## EXERCISE BRIEF:
Copy out the message below about MVC in Cocoa word for word, from its first line to its last.

## TEXT BLOCK:
□ □ □ □ □ □ □
Re: MVC in Cocoa?
Re: MVC in Cocoa?
- Subject: Re: MVC in Cocoa?
- From: David Casseres <email@hidden>
- Date: Tue, 25 Nov 2008 09:48:59 -0800
It's worth mentioning that MVC can be "recursive." For example, in the
app I work on, the most global MVC design is that the model is an
sqLite database, and the controller is the "data manager," code that
keeps the model up to date and presents an API for access to
information that it extracts from the model. The view is the user
interface. a client of the data controller's API.
But from within the UI code, it looks like the data controller's API
is the model. The controller is a bunch of logic used by various
screens, contained in the application delegate object, and the view is
the collection of screens presented by the application.
Finally, at the Cocoa level, each screen consists of a View that is a
Cocoa view class, with its own Cocoa controller object, and the model
is data obtained from the API of the application delegate and a few
other associated objects.
□ □ □ □ □ □ □
## MATERIAL:
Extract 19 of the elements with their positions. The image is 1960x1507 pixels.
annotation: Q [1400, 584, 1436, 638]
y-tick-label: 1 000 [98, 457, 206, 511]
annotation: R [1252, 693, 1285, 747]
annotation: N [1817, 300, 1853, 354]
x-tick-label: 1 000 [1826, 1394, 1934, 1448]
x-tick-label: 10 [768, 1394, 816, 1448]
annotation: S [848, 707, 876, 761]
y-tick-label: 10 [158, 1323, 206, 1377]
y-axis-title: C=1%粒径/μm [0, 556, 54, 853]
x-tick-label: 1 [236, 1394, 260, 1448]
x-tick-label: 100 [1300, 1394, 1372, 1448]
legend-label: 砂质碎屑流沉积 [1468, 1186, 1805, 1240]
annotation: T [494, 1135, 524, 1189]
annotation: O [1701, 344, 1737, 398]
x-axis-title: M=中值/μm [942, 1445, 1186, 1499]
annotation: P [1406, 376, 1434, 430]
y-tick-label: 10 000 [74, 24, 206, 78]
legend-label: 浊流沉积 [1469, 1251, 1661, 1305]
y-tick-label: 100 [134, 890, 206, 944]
□ □ □ □ □ □ □
## WRITTEN ANSWER:
Re: MVC in Cocoa?
Re: MVC in Cocoa?
- Subject: Re: MVC in Cocoa?
- From: David Casseres <email@hidden>
- Date: Tue, 25 Nov 2008 09:48:59 -0800
It's worth mentioning that MVC can be "recursive." For example, in the
app I work on, the most global MVC design is that the model is an
sqLite database, and the controller is the "data manager," code that
keeps the model up to date and presents an API for access to
information that it extracts from the model. The view is the user
interface. a client of the data controller's API.
But from within the UI code, it looks like the data controller's API
is the model. The controller is a bunch of logic used by various
screens, contained in the application delegate object, and the view is
the collection of screens presented by the application.
Finally, at the Cocoa level, each screen consists of a View that is a
Cocoa view class, with its own Cocoa controller object, and the model
is data obtained from the API of the application delegate and a few
other associated objects.